# What the exercise asks
Where the word "демона" occurs in a line, return that line.

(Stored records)
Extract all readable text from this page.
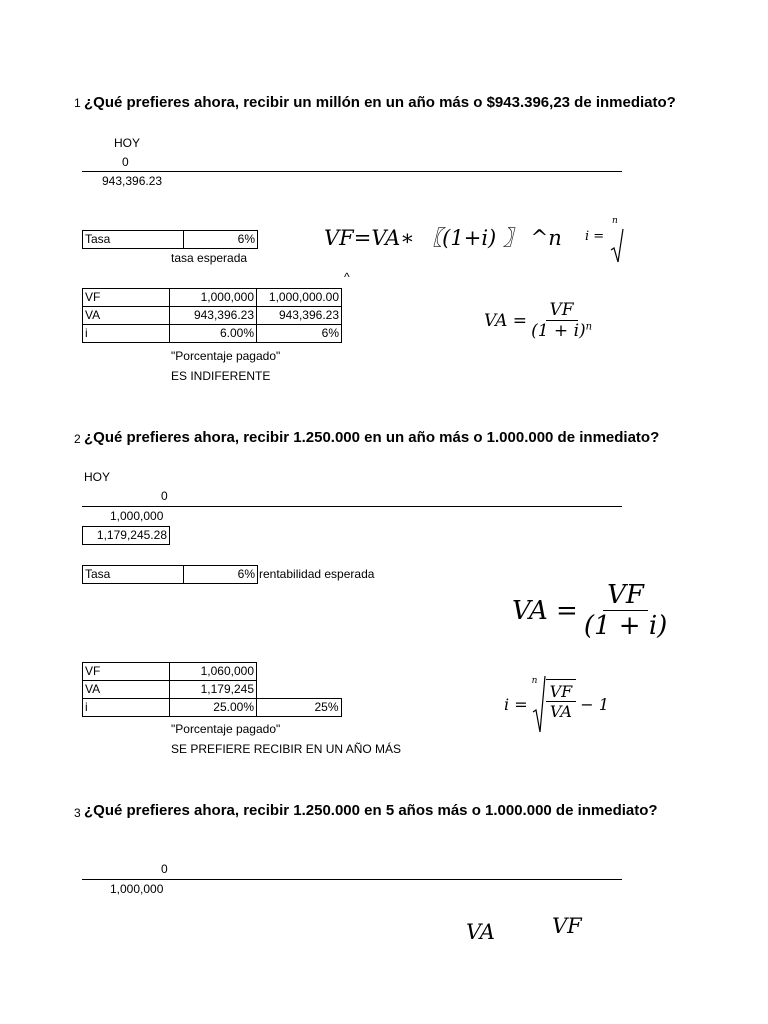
1 ¿Qué prefieres ahora, recibir un millón en un año más o $943.396,23 de inmediato?
HOY
0
943,396.23
Tasa	6%
tasa esperada
^
VF	1,000,000	1,000,000.00
VA	943,396.23	943,396.23
i	6.00%	6%
"Porcentaje pagado"
ES INDIFERENTE
VF=VA∗ 〖(1+i) 〗 ^n i =
n
VA = $\frac{VF}{(1 + i)^n}$
2 ¿Qué prefieres ahora, recibir 1.250.000 en un año más o 1.000.000 de inmediato?
HOY
0
1,000,000
1,179,245.28
Tasa	6% rentabilidad esperada
VF	1,060,000	
VA	1,179,245	
i	25.00%	25%
"Porcentaje pagado"
SE PREFIERE RECIBIR EN UN AÑO MÁS
VA = $\frac{VF}{(1 + i)}$
i =
n $\frac{VF}{VA} - 1$
3 ¿Qué prefieres ahora, recibir 1.250.000 en 5 años más o 1.000.000 de inmediato?
0
1,000,000
VF
VA
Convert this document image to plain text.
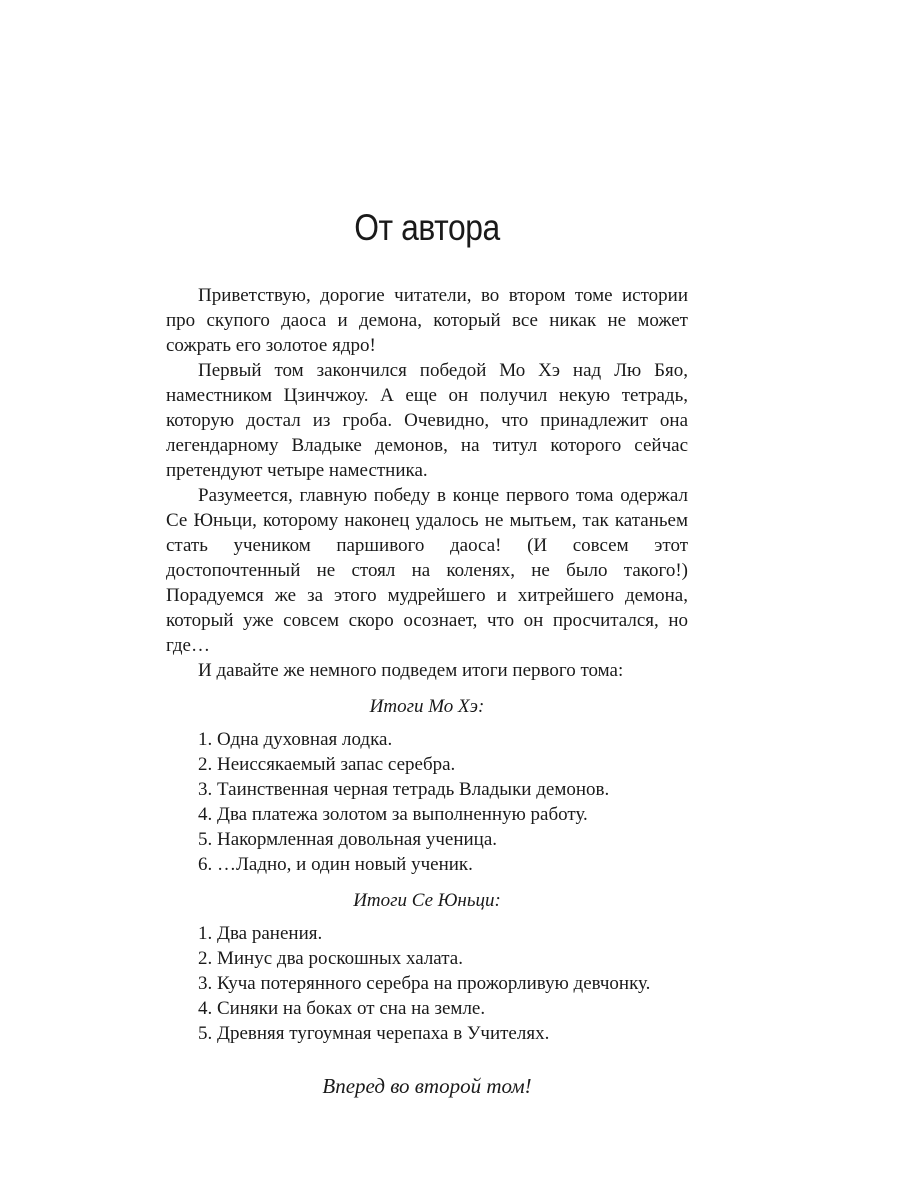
От автора

Приветствую, дорогие читатели, во втором томе истории про скупого даоса и демона, который все никак не может сожрать его золотое ядро!

Первый том закончился победой Мо Хэ над Лю Бяо, наместником Цзинчжоу. А еще он получил некую тетрадь, которую достал из гроба. Очевидно, что принадлежит она легендарному Владыке демонов, на титул которого сейчас претендуют четыре наместника.

Разумеется, главную победу в конце первого тома одержал Се Юньци, которому наконец удалось не мытьем, так катаньем стать учеником паршивого даоса! (И совсем этот достопочтенный не стоял на коленях, не было такого!) Порадуемся же за этого мудрейшего и хитрейшего демона, который уже совсем скоро осознает, что он просчитался, но где…

И давайте же немного подведем итоги первого тома:

Итоги Мо Хэ:
1. Одна духовная лодка.
2. Неиссякаемый запас серебра.
3. Таинственная черная тетрадь Владыки демонов.
4. Два платежа золотом за выполненную работу.
5. Накормленная довольная ученица.
6. …Ладно, и один новый ученик.
Итоги Се Юньци:
1. Два ранения.
2. Минус два роскошных халата.
3. Куча потерянного серебра на прожорливую девчонку.
4. Синяки на боках от сна на земле.
5. Древняя тугоумная черепаха в Учителях.
Вперед во второй том!
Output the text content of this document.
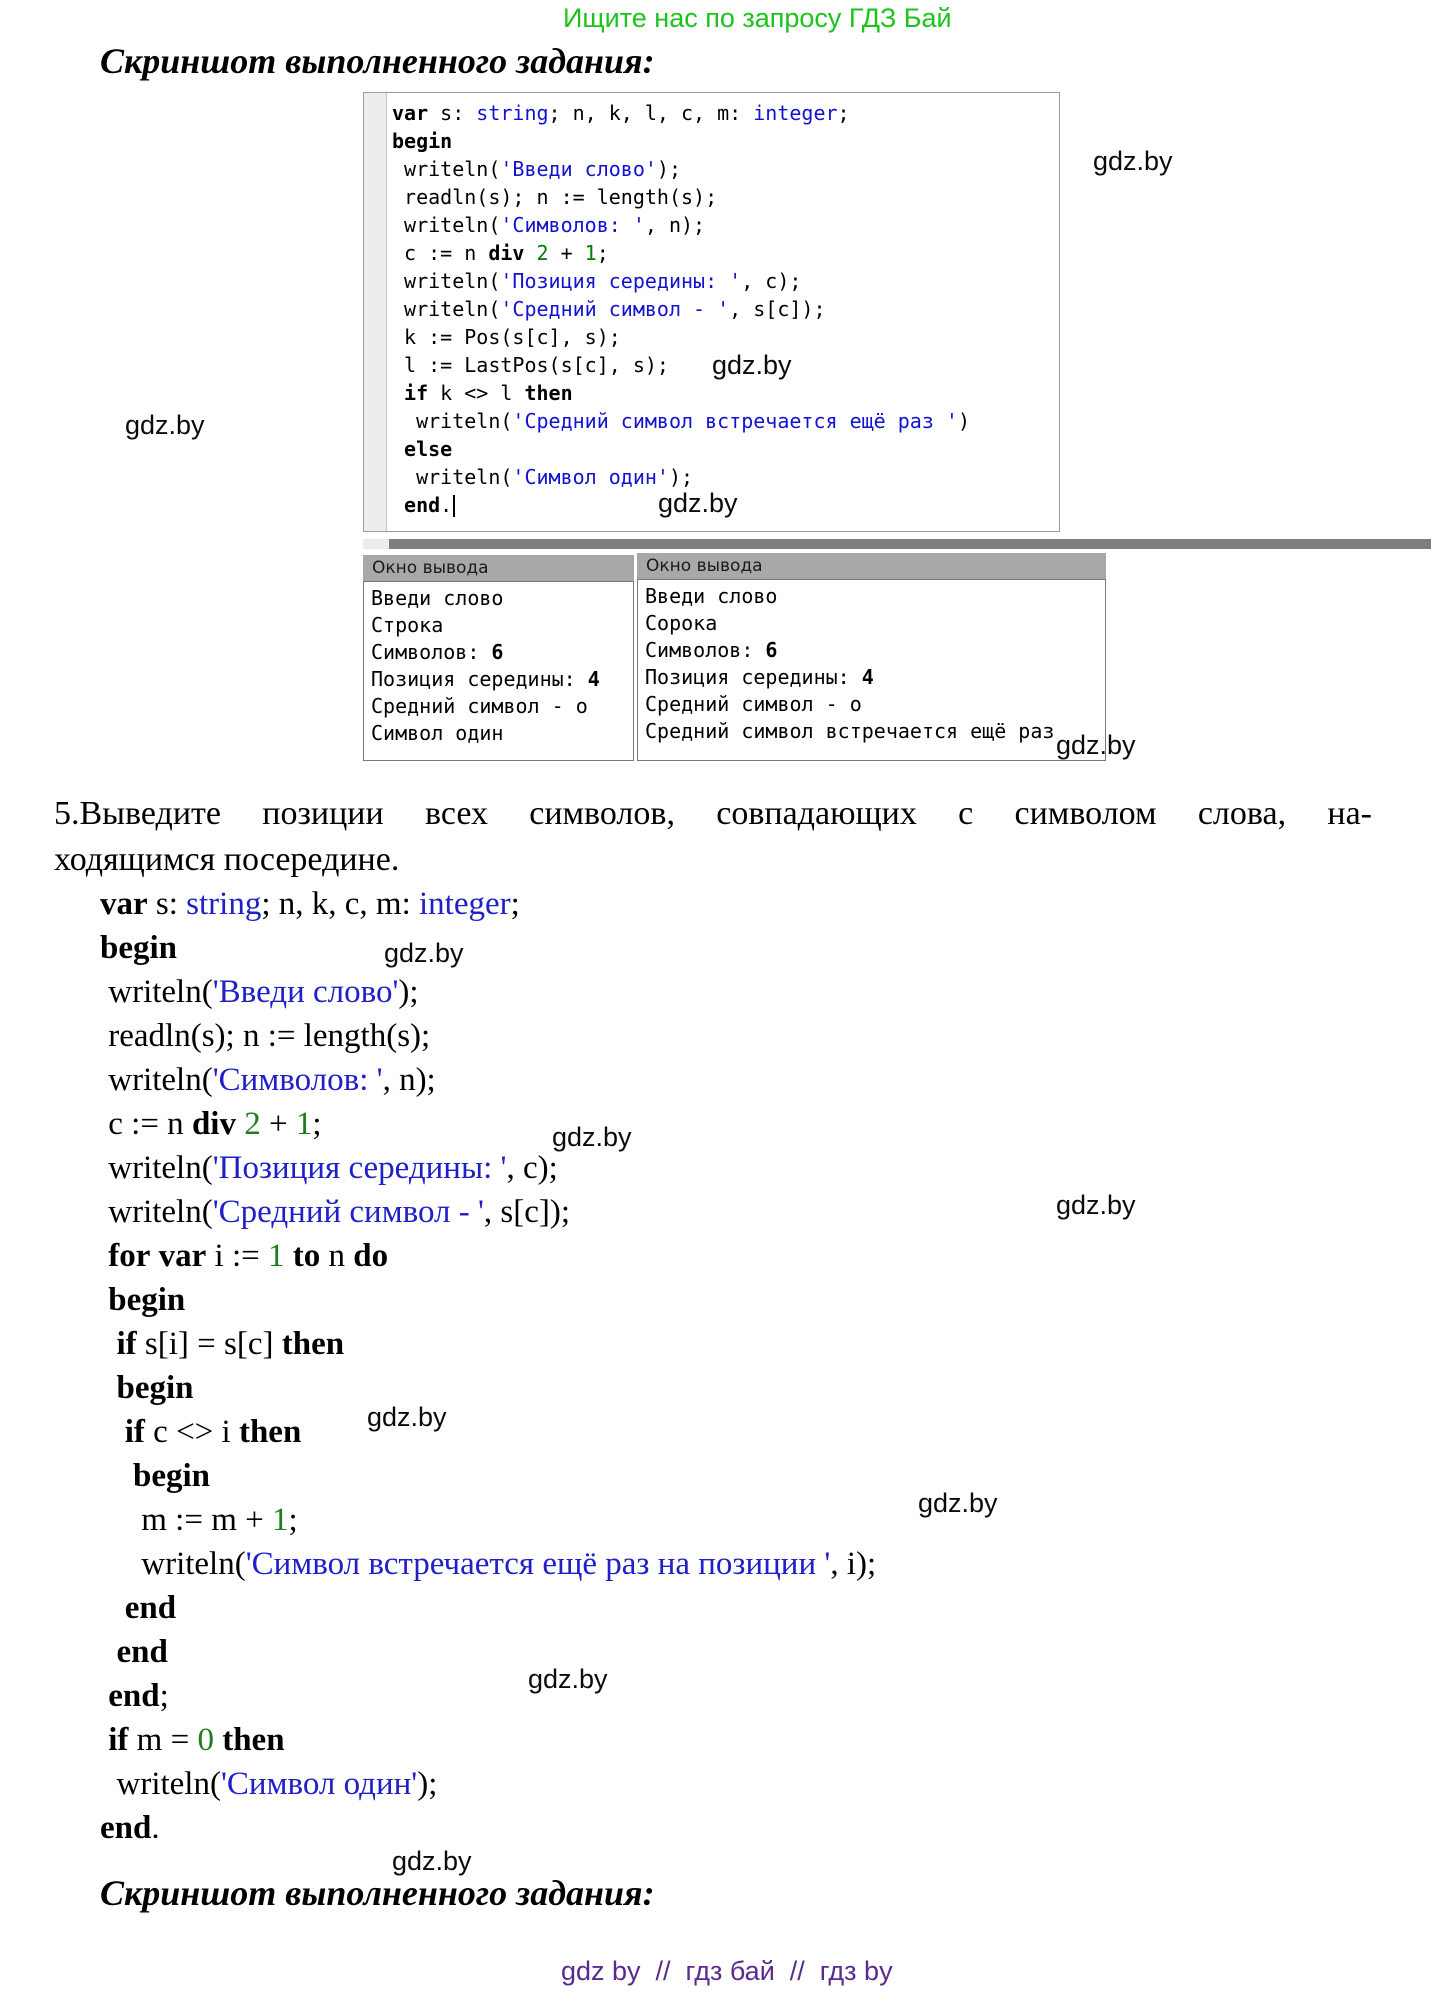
Ищите нас по запросу ГДЗ Бай
Скриншот выполненного задания:
var s: string; n, k, l, c, m: integer;
begin
writeln('Введи слово');
readln(s); n := length(s);
writeln('Символов: ', n);
c := n div 2 + 1;
writeln('Позиция середины: ', c);
writeln('Средний символ - ', s[c]);
k := Pos(s[c], s);
l := LastPos(s[c], s);
if k <> l then
writeln('Средний символ встречается ещё раз ')
else
writeln('Символ один');
end.
Окно вывода
Введи слово
Строка
Символов: 6
Позиция середины: 4
Средний символ - о
Символ один
Окно вывода
Введи слово
Сорока
Символов: 6
Позиция середины: 4
Средний символ - о
Средний символ встречается ещё раз
5.Выведите позиции всех символов, совпадающих с символом слова, на-
ходящимся посередине.
var s: string; n, k, c, m: integer;
begin
writeln('Введи слово');
readln(s); n := length(s);
writeln('Символов: ', n);
c := n div 2 + 1;
writeln('Позиция середины: ', c);
writeln('Средний символ - ', s[c]);
for var i := 1 to n do
begin
if s[i] = s[c] then
begin
if c <> i then
begin
m := m + 1;
writeln('Символ встречается ещё раз на позиции ', i);
end
end
end;
if m = 0 then
writeln('Символ один');
end.
Скриншот выполненного задания:
gdz by  //  гдз бай  //  гдз by
gdz.by
gdz.by
gdz.by
gdz.by
gdz.by
gdz.by
gdz.by
gdz.by
gdz.by
gdz.by
gdz.by
gdz.by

# Result for this task
Приветствую, дорогие читатели, во втором томе истории про скупого даоса и демона, который все никак не может сожрать его золотое ядро!
Разумеется, главную победу в конце первого тома одержал Се Юньци, которому наконец удалось не мытьем, так катаньем стать учеником паршивого даоса! (И совсем этот достопочтенный не стоял на коленях, не было такого!) Порадуемся же за этого мудрейшего и хитрейшего демона, который уже совсем скоро осознает, что он просчитался, но где…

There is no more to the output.